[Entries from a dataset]
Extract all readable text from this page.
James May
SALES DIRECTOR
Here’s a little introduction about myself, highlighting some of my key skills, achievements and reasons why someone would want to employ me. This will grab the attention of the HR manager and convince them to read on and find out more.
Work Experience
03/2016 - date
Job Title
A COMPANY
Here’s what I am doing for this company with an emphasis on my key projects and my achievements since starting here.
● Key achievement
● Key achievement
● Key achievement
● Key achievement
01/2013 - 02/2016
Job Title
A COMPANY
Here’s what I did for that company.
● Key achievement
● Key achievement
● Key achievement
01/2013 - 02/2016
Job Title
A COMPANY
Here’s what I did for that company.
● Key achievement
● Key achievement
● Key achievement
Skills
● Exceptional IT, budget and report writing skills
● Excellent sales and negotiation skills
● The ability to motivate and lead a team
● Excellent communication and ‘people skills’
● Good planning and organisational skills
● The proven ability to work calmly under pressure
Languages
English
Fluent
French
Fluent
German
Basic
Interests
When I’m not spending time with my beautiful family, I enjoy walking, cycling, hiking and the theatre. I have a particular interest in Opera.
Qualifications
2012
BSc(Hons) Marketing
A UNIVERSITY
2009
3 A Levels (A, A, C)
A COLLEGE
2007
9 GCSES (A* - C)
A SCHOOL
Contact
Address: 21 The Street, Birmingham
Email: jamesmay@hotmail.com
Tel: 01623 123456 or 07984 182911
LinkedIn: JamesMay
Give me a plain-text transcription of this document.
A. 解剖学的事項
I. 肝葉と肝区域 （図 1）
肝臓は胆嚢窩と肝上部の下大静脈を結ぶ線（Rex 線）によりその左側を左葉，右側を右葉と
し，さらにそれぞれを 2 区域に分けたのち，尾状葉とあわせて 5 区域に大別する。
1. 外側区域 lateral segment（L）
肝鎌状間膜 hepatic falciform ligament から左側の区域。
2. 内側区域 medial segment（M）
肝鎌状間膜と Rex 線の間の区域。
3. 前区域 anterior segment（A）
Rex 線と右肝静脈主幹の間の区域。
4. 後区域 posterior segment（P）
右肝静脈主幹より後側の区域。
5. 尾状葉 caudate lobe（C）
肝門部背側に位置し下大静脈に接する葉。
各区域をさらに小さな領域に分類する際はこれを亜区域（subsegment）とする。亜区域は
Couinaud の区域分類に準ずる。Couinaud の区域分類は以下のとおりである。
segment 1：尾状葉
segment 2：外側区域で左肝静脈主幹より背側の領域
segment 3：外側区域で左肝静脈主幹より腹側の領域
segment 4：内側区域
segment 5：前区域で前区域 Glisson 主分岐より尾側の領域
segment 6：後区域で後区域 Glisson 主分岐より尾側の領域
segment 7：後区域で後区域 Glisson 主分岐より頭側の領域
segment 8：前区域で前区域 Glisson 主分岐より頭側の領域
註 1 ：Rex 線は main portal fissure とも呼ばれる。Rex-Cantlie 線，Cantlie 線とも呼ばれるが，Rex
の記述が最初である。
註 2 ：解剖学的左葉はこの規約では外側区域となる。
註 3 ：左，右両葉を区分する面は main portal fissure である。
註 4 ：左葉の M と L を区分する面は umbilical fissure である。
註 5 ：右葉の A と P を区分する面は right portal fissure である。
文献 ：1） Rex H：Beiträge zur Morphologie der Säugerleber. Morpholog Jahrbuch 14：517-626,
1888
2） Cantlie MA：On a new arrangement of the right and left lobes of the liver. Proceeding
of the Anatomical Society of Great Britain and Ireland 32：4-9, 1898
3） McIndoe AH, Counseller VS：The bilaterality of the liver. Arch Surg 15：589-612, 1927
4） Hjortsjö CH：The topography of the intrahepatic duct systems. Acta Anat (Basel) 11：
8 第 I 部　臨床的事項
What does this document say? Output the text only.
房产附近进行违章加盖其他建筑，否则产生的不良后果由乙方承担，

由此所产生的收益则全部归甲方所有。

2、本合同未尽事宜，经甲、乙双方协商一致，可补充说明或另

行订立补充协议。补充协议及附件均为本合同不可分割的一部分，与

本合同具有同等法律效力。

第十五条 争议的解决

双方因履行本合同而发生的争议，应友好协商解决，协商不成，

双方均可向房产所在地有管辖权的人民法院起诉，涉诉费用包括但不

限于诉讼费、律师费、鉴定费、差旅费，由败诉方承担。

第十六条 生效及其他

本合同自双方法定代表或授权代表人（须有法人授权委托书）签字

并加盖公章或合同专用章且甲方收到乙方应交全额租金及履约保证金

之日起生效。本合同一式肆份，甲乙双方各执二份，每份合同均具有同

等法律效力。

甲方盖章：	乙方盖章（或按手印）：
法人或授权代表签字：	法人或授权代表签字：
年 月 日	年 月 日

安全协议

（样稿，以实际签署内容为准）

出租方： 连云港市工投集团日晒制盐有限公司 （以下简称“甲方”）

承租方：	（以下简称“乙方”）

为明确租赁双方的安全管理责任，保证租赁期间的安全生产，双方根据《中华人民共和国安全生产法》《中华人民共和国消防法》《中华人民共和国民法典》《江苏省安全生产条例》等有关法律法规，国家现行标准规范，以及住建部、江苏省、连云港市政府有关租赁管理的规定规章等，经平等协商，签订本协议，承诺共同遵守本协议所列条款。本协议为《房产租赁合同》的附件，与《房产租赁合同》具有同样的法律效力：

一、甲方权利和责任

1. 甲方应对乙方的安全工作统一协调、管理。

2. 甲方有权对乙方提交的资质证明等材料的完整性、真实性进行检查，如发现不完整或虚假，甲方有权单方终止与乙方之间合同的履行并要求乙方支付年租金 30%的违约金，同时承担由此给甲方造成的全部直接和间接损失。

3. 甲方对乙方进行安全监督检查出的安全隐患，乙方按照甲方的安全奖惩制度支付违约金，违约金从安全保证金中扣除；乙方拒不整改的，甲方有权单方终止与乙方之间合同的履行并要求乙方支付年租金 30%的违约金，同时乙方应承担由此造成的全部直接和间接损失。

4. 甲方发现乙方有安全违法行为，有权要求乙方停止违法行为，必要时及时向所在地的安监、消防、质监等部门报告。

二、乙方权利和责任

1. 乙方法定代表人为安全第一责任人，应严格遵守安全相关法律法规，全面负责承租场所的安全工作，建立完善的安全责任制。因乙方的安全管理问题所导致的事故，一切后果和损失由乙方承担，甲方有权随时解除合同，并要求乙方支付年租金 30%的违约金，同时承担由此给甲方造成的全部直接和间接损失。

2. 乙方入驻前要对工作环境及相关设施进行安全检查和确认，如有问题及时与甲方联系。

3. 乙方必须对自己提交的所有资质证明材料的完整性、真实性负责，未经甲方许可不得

- [Aim]:
Each line must be given again exactly as written above.

- [In response]:
Extract all readable text from this page.
James May
SALES DIRECTOR
Here’s a little introduction about myself, highlighting some of my key skills, achievements and reasons why someone would want to employ me. This will grab the attention of the HR manager and convince them to read on and find out more.
Work Experience
03/2016 - date
Job Title
A COMPANY
Here’s what I am doing for this company with an emphasis on my key projects and my achievements since starting here.
● Key achievement
● Key achievement
● Key achievement
● Key achievement
01/2013 - 02/2016
Job Title
A COMPANY
Here’s what I did for that company.
● Key achievement
● Key achievement
● Key achievement
01/2013 - 02/2016
Job Title
A COMPANY
Here’s what I did for that company.
● Key achievement
● Key achievement
● Key achievement
Skills
● Exceptional IT, budget and report writing skills
● Excellent sales and negotiation skills
● The ability to motivate and lead a team
● Excellent communication and ‘people skills’
● Good planning and organisational skills
● The proven ability to work calmly under pressure
Languages
English
Fluent
French
Fluent
German
Basic
Interests
When I’m not spending time with my beautiful family, I enjoy walking, cycling, hiking and the theatre. I have a particular interest in Opera.
Qualifications
2012
BSc(Hons) Marketing
A UNIVERSITY
2009
3 A Levels (A, A, C)
A COLLEGE
2007
9 GCSES (A* - C)
A SCHOOL
Contact
Address: 21 The Street, Birmingham
Email: jamesmay@hotmail.com
Tel: 01623 123456 or 07984 182911
LinkedIn: JamesMay
Give me a plain-text transcription of this document.
A. 解剖学的事項
I. 肝葉と肝区域 （図 1）
肝臓は胆嚢窩と肝上部の下大静脈を結ぶ線（Rex 線）によりその左側を左葉，右側を右葉と
し，さらにそれぞれを 2 区域に分けたのち，尾状葉とあわせて 5 区域に大別する。
1. 外側区域 lateral segment（L）
肝鎌状間膜 hepatic falciform ligament から左側の区域。
2. 内側区域 medial segment（M）
肝鎌状間膜と Rex 線の間の区域。
3. 前区域 anterior segment（A）
Rex 線と右肝静脈主幹の間の区域。
4. 後区域 posterior segment（P）
右肝静脈主幹より後側の区域。
5. 尾状葉 caudate lobe（C）
肝門部背側に位置し下大静脈に接する葉。
各区域をさらに小さな領域に分類する際はこれを亜区域（subsegment）とする。亜区域は
Couinaud の区域分類に準ずる。Couinaud の区域分類は以下のとおりである。
segment 1：尾状葉
segment 2：外側区域で左肝静脈主幹より背側の領域
segment 3：外側区域で左肝静脈主幹より腹側の領域
segment 4：内側区域
segment 5：前区域で前区域 Glisson 主分岐より尾側の領域
segment 6：後区域で後区域 Glisson 主分岐より尾側の領域
segment 7：後区域で後区域 Glisson 主分岐より頭側の領域
segment 8：前区域で前区域 Glisson 主分岐より頭側の領域
註 1 ：Rex 線は main portal fissure とも呼ばれる。Rex-Cantlie 線，Cantlie 線とも呼ばれるが，Rex
の記述が最初である。
註 2 ：解剖学的左葉はこの規約では外側区域となる。
註 3 ：左，右両葉を区分する面は main portal fissure である。
註 4 ：左葉の M と L を区分する面は umbilical fissure である。
註 5 ：右葉の A と P を区分する面は right portal fissure である。
文献 ：1） Rex H：Beiträge zur Morphologie der Säugerleber. Morpholog Jahrbuch 14：517-626,
1888
2） Cantlie MA：On a new arrangement of the right and left lobes of the liver. Proceeding
of the Anatomical Society of Great Britain and Ireland 32：4-9, 1898
3） McIndoe AH, Counseller VS：The bilaterality of the liver. Arch Surg 15：589-612, 1927
4） Hjortsjö CH：The topography of the intrahepatic duct systems. Acta Anat (Basel) 11：
8 第 I 部　臨床的事項
What does this document say? Output the text only.
房产附近进行违章加盖其他建筑，否则产生的不良后果由乙方承担，

由此所产生的收益则全部归甲方所有。

2、本合同未尽事宜，经甲、乙双方协商一致，可补充说明或另

行订立补充协议。补充协议及附件均为本合同不可分割的一部分，与

本合同具有同等法律效力。

第十五条 争议的解决

双方因履行本合同而发生的争议，应友好协商解决，协商不成，

双方均可向房产所在地有管辖权的人民法院起诉，涉诉费用包括但不

限于诉讼费、律师费、鉴定费、差旅费，由败诉方承担。

第十六条 生效及其他

本合同自双方法定代表或授权代表人（须有法人授权委托书）签字

并加盖公章或合同专用章且甲方收到乙方应交全额租金及履约保证金

之日起生效。本合同一式肆份，甲乙双方各执二份，每份合同均具有同

等法律效力。

甲方盖章：	乙方盖章（或按手印）：
法人或授权代表签字：	法人或授权代表签字：
年 月 日	年 月 日

安全协议

（样稿，以实际签署内容为准）

出租方： 连云港市工投集团日晒制盐有限公司 （以下简称“甲方”）

承租方：	（以下简称“乙方”）

为明确租赁双方的安全管理责任，保证租赁期间的安全生产，双方根据《中华人民共和国安全生产法》《中华人民共和国消防法》《中华人民共和国民法典》《江苏省安全生产条例》等有关法律法规，国家现行标准规范，以及住建部、江苏省、连云港市政府有关租赁管理的规定规章等，经平等协商，签订本协议，承诺共同遵守本协议所列条款。本协议为《房产租赁合同》的附件，与《房产租赁合同》具有同样的法律效力：

一、甲方权利和责任

1. 甲方应对乙方的安全工作统一协调、管理。

2. 甲方有权对乙方提交的资质证明等材料的完整性、真实性进行检查，如发现不完整或虚假，甲方有权单方终止与乙方之间合同的履行并要求乙方支付年租金 30%的违约金，同时承担由此给甲方造成的全部直接和间接损失。

3. 甲方对乙方进行安全监督检查出的安全隐患，乙方按照甲方的安全奖惩制度支付违约金，违约金从安全保证金中扣除；乙方拒不整改的，甲方有权单方终止与乙方之间合同的履行并要求乙方支付年租金 30%的违约金，同时乙方应承担由此造成的全部直接和间接损失。

4. 甲方发现乙方有安全违法行为，有权要求乙方停止违法行为，必要时及时向所在地的安监、消防、质监等部门报告。

二、乙方权利和责任

1. 乙方法定代表人为安全第一责任人，应严格遵守安全相关法律法规，全面负责承租场所的安全工作，建立完善的安全责任制。因乙方的安全管理问题所导致的事故，一切后果和损失由乙方承担，甲方有权随时解除合同，并要求乙方支付年租金 30%的违约金，同时承担由此给甲方造成的全部直接和间接损失。

2. 乙方入驻前要对工作环境及相关设施进行安全检查和确认，如有问题及时与甲方联系。

3. 乙方必须对自己提交的所有资质证明材料的完整性、真实性负责，未经甲方许可不得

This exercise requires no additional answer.